__Problem to work on__
Pull every line of the entries that has the word "устройстве".

(Stored data)
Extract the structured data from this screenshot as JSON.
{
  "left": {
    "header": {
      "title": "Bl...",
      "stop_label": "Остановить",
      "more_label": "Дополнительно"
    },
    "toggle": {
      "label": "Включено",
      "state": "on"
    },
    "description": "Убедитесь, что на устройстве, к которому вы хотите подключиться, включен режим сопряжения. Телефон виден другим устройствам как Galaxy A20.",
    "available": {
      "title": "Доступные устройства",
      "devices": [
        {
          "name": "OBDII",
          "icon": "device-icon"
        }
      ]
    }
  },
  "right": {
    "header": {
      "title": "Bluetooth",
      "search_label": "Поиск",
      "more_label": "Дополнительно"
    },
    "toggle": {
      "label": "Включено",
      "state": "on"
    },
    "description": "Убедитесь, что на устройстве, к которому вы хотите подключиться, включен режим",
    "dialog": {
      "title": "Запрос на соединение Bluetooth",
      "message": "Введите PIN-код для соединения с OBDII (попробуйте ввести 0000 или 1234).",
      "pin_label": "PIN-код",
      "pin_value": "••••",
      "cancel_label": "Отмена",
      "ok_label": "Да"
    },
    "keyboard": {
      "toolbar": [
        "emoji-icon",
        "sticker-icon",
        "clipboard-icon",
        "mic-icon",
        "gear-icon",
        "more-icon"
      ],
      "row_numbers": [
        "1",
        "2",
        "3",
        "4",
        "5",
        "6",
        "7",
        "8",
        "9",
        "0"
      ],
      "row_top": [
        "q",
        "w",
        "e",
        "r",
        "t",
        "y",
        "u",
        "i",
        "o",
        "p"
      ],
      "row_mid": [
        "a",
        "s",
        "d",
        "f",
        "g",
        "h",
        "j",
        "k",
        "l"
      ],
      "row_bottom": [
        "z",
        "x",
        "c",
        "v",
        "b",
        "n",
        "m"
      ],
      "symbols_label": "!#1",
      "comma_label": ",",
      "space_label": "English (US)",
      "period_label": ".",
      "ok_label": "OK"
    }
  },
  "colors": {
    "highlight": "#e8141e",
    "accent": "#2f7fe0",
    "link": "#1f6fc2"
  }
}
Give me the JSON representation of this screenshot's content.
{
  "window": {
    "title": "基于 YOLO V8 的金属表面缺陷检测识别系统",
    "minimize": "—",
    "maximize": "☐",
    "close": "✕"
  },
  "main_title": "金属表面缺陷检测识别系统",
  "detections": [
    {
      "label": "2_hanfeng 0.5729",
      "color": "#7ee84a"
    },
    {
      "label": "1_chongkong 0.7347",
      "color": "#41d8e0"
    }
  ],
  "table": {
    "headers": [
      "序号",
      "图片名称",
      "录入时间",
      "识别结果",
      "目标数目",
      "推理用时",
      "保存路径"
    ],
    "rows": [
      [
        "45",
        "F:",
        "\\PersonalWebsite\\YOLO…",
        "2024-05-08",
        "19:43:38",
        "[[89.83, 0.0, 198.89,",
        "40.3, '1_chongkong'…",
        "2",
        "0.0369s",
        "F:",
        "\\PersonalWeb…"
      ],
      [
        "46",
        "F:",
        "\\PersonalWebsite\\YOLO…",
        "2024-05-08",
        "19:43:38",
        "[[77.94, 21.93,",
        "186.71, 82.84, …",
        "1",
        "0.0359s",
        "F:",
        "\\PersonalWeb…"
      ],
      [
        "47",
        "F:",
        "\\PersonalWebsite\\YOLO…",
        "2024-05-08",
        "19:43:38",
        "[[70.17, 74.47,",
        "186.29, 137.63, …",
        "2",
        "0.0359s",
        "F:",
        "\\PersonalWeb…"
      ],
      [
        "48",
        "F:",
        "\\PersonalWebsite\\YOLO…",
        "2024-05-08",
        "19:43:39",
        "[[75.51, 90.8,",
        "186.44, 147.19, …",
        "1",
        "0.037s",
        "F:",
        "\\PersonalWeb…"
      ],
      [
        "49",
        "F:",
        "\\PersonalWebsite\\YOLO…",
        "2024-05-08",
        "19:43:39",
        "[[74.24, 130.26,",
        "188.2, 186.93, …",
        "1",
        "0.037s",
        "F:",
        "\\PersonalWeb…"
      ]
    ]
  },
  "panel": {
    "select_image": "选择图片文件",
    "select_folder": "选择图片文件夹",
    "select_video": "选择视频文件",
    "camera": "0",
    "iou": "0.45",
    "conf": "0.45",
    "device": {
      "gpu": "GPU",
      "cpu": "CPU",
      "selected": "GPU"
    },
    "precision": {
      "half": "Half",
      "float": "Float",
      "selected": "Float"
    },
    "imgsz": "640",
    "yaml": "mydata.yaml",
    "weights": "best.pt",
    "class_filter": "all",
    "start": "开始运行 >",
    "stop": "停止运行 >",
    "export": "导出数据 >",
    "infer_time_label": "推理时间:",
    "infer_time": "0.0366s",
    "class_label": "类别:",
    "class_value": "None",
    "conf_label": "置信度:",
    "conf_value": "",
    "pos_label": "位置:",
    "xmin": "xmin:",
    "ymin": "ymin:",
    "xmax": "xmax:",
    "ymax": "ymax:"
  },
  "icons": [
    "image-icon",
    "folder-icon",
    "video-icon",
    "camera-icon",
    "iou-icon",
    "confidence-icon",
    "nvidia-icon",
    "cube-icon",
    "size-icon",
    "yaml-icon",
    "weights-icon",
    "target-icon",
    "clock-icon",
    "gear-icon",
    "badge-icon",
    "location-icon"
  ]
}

__Reply to the task__
    "description": "Убедитесь, что на устройстве, к которому вы хотите подключиться, включен режим сопряжения. Телефон виден другим устройствам как Galaxy A20.",
    "description": "Убедитесь, что на устройстве, к которому вы хотите подключиться, включен режим",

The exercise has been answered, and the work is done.